Stored data:

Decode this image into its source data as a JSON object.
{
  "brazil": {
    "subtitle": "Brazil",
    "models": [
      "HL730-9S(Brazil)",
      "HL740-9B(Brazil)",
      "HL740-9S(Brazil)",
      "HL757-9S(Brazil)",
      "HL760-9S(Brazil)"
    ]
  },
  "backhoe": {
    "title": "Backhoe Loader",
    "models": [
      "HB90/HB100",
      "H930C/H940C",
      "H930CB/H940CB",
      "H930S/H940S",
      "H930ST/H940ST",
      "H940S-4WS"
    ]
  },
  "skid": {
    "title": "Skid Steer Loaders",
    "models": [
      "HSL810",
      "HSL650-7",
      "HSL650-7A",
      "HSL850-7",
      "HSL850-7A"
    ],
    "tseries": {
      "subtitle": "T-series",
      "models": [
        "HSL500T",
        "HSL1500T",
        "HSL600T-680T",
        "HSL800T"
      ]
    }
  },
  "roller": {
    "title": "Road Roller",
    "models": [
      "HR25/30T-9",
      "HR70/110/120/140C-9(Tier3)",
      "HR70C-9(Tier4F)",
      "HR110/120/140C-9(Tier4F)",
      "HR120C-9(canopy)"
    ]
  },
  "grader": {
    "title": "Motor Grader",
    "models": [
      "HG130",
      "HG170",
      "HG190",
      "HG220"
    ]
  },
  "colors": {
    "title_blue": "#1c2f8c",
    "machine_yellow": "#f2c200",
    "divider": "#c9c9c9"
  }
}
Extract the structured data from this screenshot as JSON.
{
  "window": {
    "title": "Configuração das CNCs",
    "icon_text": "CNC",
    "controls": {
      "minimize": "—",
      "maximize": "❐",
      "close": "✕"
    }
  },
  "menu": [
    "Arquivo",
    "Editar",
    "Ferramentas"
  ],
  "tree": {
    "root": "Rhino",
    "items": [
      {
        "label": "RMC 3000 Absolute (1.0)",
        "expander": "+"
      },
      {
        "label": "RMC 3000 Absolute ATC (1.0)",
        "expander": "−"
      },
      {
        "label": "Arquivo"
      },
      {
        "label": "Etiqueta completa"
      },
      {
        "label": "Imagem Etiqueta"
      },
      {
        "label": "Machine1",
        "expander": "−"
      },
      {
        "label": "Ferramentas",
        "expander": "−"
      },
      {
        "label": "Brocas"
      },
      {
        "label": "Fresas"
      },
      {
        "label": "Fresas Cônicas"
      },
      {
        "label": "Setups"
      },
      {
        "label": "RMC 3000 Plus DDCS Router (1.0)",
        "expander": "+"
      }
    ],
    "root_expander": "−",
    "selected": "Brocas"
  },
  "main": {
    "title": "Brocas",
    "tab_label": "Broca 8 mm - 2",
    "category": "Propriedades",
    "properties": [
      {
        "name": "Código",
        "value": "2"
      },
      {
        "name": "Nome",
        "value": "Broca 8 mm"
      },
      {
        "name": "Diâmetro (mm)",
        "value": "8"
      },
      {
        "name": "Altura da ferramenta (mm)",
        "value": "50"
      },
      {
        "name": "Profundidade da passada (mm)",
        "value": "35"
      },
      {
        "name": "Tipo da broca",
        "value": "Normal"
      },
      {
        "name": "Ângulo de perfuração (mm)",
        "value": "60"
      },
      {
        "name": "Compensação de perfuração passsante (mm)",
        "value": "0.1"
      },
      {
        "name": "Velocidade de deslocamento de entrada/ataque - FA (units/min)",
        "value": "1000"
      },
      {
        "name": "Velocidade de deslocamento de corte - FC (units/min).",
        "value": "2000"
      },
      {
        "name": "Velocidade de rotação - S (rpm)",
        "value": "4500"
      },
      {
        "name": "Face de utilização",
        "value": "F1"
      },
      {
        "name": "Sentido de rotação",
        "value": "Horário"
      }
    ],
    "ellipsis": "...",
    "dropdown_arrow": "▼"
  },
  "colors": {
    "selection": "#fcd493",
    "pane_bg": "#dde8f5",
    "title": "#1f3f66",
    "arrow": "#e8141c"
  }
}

--- Brief ---
For the entries shown above, give the number of lines that include the word "units", without any other text.

--- Response to this exercise ---
2